Data items

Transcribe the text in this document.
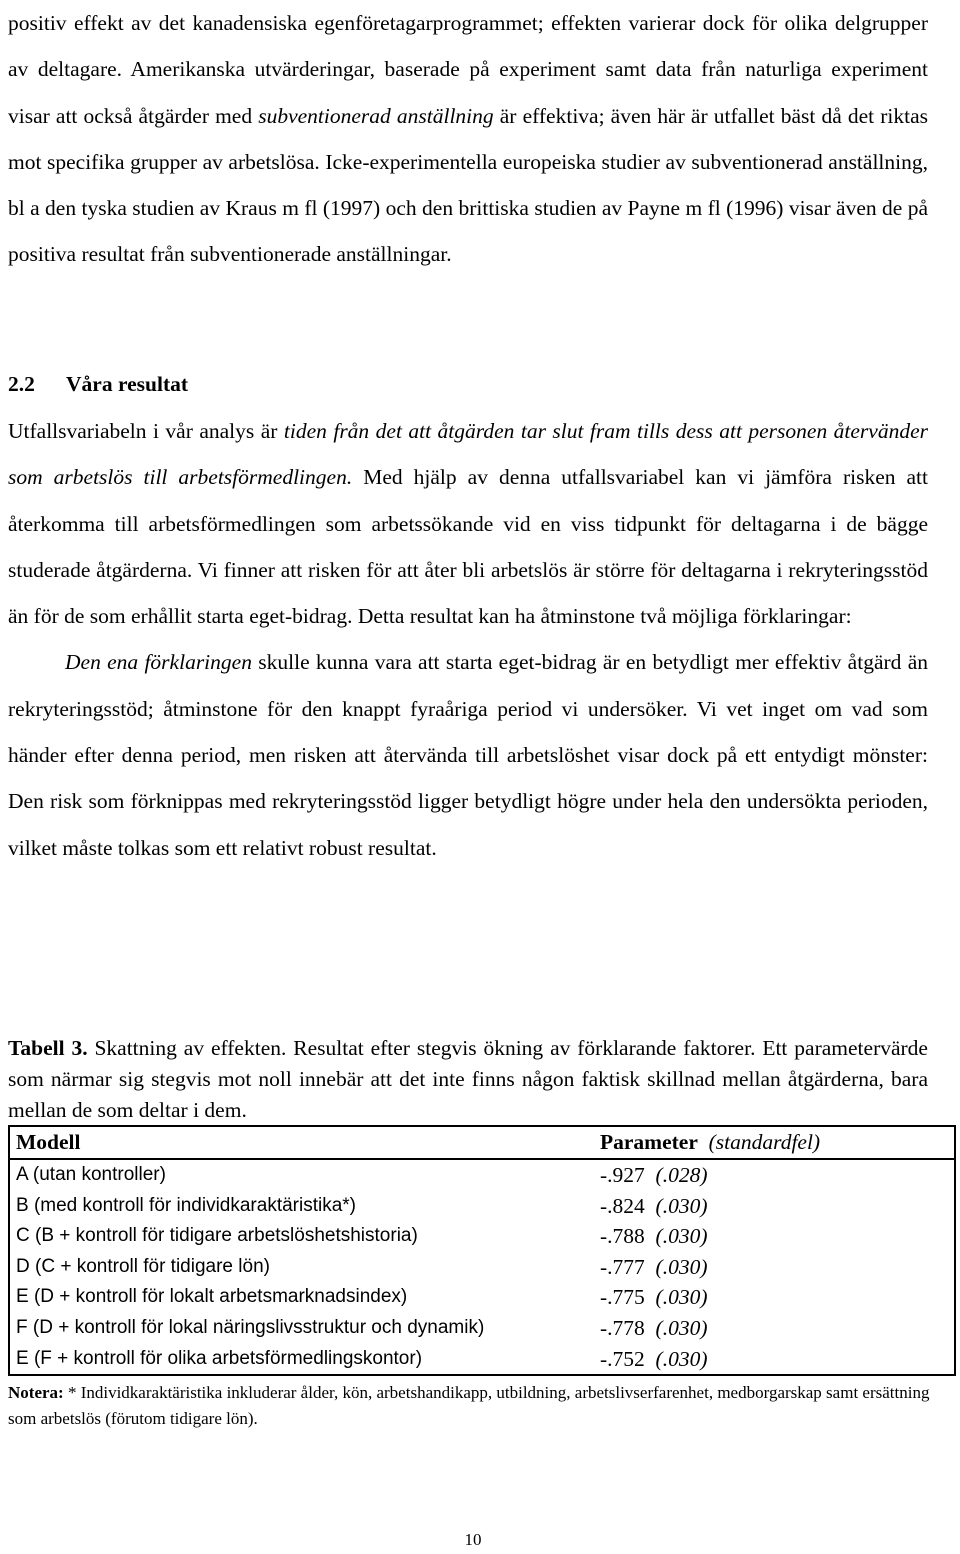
positiv effekt av det kanadensiska egenföretagarprogrammet; effekten varierar dock för olika delgrupper av deltagare. Amerikanska utvärderingar, baserade på experiment samt data från naturliga experiment visar att också åtgärder med subventionerad anställning är effektiva; även här är utfallet bäst då det riktas mot specifika grupper av arbetslösa. Icke-experimentella europeiska studier av subventionerad anställning, bl a den tyska studien av Kraus m fl (1997) och den brittiska studien av Payne m fl (1996) visar även de på positiva resultat från subventionerade anställningar.

2.2 Våra resultat

Utfallsvariabeln i vår analys är tiden från det att åtgärden tar slut fram tills dess att personen återvänder som arbetslös till arbetsförmedlingen. Med hjälp av denna utfallsvariabel kan vi jämföra risken att återkomma till arbetsförmedlingen som arbetssökande vid en viss tidpunkt för deltagarna i de bägge studerade åtgärderna. Vi finner att risken för att åter bli arbetslös är större för deltagarna i rekryteringsstöd än för de som erhållit starta eget-bidrag. Detta resultat kan ha åtminstone två möjliga förklaringar:

Den ena förklaringen skulle kunna vara att starta eget-bidrag är en betydligt mer effektiv åtgärd än rekryteringsstöd; åtminstone för den knappt fyraåriga period vi undersöker. Vi vet inget om vad som händer efter denna period, men risken att återvända till arbetslöshet visar dock på ett entydigt mönster: Den risk som förknippas med rekryteringsstöd ligger betydligt högre under hela den undersökta perioden, vilket måste tolkas som ett relativt robust resultat.

Tabell 3. Skattning av effekten. Resultat efter stegvis ökning av förklarande faktorer. Ett parametervärde som närmar sig stegvis mot noll innebär att det inte finns någon faktisk skillnad mellan åtgärderna, bara mellan de som deltar i dem.

Modell	Parameter (standardfel)
A (utan kontroller)	-.927 (.028)
B (med kontroll för individkaraktäristika*)	-.824 (.030)
C (B + kontroll för tidigare arbetslöshetshistoria)	-.788 (.030)
D (C + kontroll för tidigare lön)	-.777 (.030)
E (D + kontroll för lokalt arbetsmarknadsindex)	-.775 (.030)
F (D + kontroll för lokal näringslivsstruktur och dynamik)	-.778 (.030)
E (F + kontroll för olika arbetsförmedlingskontor)	-.752 (.030)

Notera: * Individkaraktäristika inkluderar ålder, kön, arbetshandikapp, utbildning, arbetslivserfarenhet, medborgarskap samt ersättning som arbetslös (förutom tidigare lön).

10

What needs to be done: Out of the material above, select every line that holds the string "tidigare".

Reply to the task:
C (B + kontroll för tidigare arbetslöshetshistoria)	-.788 (.030)
D (C + kontroll för tidigare lön)	-.777 (.030)
Notera: * Individkaraktäristika inkluderar ålder, kön, arbetshandikapp, utbildning, arbetslivserfarenhet, medborgarskap samt ersättning som arbetslös (förutom tidigare lön).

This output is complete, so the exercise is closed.